# [The task]
Could you write out every entry exactly as it stands?

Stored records
>> begin

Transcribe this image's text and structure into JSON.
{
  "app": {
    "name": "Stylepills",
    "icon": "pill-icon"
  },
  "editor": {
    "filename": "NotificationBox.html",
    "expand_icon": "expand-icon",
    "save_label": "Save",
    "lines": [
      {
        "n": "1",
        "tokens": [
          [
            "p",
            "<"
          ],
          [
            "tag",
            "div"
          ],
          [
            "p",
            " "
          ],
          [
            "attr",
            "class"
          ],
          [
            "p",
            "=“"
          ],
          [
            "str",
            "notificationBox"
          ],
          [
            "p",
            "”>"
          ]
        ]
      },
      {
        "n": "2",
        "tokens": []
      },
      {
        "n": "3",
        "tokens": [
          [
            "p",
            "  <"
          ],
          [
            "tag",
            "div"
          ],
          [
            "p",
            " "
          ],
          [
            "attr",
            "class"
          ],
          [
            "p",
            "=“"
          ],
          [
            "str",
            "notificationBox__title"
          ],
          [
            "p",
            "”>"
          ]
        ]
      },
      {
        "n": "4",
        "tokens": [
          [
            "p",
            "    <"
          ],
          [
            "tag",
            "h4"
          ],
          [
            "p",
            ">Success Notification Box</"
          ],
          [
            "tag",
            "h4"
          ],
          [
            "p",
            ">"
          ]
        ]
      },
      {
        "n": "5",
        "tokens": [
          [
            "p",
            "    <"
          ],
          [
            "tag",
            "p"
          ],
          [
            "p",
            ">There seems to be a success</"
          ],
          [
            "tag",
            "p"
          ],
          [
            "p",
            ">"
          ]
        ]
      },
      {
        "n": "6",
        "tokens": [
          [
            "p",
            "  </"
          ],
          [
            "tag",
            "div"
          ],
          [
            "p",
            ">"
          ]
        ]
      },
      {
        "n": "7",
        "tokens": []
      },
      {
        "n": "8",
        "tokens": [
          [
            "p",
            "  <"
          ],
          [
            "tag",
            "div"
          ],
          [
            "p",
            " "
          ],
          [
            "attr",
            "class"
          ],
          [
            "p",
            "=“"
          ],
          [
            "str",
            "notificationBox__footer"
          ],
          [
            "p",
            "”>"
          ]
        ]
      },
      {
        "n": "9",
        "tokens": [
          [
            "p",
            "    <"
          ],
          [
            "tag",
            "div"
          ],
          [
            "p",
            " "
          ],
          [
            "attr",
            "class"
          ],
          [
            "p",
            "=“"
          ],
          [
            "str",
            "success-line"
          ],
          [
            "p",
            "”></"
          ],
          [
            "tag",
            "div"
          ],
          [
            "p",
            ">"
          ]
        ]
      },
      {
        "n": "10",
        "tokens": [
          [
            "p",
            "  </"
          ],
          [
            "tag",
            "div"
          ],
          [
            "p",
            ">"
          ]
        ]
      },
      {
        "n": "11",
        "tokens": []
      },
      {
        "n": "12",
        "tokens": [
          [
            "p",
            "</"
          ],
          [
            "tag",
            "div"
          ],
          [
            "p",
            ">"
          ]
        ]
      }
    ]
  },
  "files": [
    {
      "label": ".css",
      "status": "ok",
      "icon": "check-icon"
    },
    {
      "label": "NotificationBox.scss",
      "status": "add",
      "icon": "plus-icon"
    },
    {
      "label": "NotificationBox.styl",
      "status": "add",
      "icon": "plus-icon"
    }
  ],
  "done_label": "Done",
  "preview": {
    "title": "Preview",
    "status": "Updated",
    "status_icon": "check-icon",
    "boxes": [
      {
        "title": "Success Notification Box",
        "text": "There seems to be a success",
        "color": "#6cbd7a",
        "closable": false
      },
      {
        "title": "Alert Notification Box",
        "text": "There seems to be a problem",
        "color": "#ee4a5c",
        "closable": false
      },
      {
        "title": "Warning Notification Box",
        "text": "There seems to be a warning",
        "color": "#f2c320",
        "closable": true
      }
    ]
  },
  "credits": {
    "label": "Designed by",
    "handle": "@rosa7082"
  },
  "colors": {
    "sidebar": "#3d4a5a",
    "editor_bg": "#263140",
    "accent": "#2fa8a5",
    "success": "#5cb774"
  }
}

>> end

# [Expected output]
Transcribe this image's text and structure into JSON.
{
  "app": {
    "name": "Stylepills",
    "icon": "pill-icon"
  },
  "editor": {
    "filename": "NotificationBox.html",
    "expand_icon": "expand-icon",
    "save_label": "Save",
    "lines": [
      {
        "n": "1",
        "tokens": [
          [
            "p",
            "<"
          ],
          [
            "tag",
            "div"
          ],
          [
            "p",
            " "
          ],
          [
            "attr",
            "class"
          ],
          [
            "p",
            "=“"
          ],
          [
            "str",
            "notificationBox"
          ],
          [
            "p",
            "”>"
          ]
        ]
      },
      {
        "n": "2",
        "tokens": []
      },
      {
        "n": "3",
        "tokens": [
          [
            "p",
            "  <"
          ],
          [
            "tag",
            "div"
          ],
          [
            "p",
            " "
          ],
          [
            "attr",
            "class"
          ],
          [
            "p",
            "=“"
          ],
          [
            "str",
            "notificationBox__title"
          ],
          [
            "p",
            "”>"
          ]
        ]
      },
      {
        "n": "4",
        "tokens": [
          [
            "p",
            "    <"
          ],
          [
            "tag",
            "h4"
          ],
          [
            "p",
            ">Success Notification Box</"
          ],
          [
            "tag",
            "h4"
          ],
          [
            "p",
            ">"
          ]
        ]
      },
      {
        "n": "5",
        "tokens": [
          [
            "p",
            "    <"
          ],
          [
            "tag",
            "p"
          ],
          [
            "p",
            ">There seems to be a success</"
          ],
          [
            "tag",
            "p"
          ],
          [
            "p",
            ">"
          ]
        ]
      },
      {
        "n": "6",
        "tokens": [
          [
            "p",
            "  </"
          ],
          [
            "tag",
            "div"
          ],
          [
            "p",
            ">"
          ]
        ]
      },
      {
        "n": "7",
        "tokens": []
      },
      {
        "n": "8",
        "tokens": [
          [
            "p",
            "  <"
          ],
          [
            "tag",
            "div"
          ],
          [
            "p",
            " "
          ],
          [
            "attr",
            "class"
          ],
          [
            "p",
            "=“"
          ],
          [
            "str",
            "notificationBox__footer"
          ],
          [
            "p",
            "”>"
          ]
        ]
      },
      {
        "n": "9",
        "tokens": [
          [
            "p",
            "    <"
          ],
          [
            "tag",
            "div"
          ],
          [
            "p",
            " "
          ],
          [
            "attr",
            "class"
          ],
          [
            "p",
            "=“"
          ],
          [
            "str",
            "success-line"
          ],
          [
            "p",
            "”></"
          ],
          [
            "tag",
            "div"
          ],
          [
            "p",
            ">"
          ]
        ]
      },
      {
        "n": "10",
        "tokens": [
          [
            "p",
            "  </"
          ],
          [
            "tag",
            "div"
          ],
          [
            "p",
            ">"
          ]
        ]
      },
      {
        "n": "11",
        "tokens": []
      },
      {
        "n": "12",
        "tokens": [
          [
            "p",
            "</"
          ],
          [
            "tag",
            "div"
          ],
          [
            "p",
            ">"
          ]
        ]
      }
    ]
  },
  "files": [
    {
      "label": ".css",
      "status": "ok",
      "icon": "check-icon"
    },
    {
      "label": "NotificationBox.scss",
      "status": "add",
      "icon": "plus-icon"
    },
    {
      "label": "NotificationBox.styl",
      "status": "add",
      "icon": "plus-icon"
    }
  ],
  "done_label": "Done",
  "preview": {
    "title": "Preview",
    "status": "Updated",
    "status_icon": "check-icon",
    "boxes": [
      {
        "title": "Success Notification Box",
        "text": "There seems to be a success",
        "color": "#6cbd7a",
        "closable": false
      },
      {
        "title": "Alert Notification Box",
        "text": "There seems to be a problem",
        "color": "#ee4a5c",
        "closable": false
      },
      {
        "title": "Warning Notification Box",
        "text": "There seems to be a warning",
        "color": "#f2c320",
        "closable": true
      }
    ]
  },
  "credits": {
    "label": "Designed by",
    "handle": "@rosa7082"
  },
  "colors": {
    "sidebar": "#3d4a5a",
    "editor_bg": "#263140",
    "accent": "#2fa8a5",
    "success": "#5cb774"
  }
}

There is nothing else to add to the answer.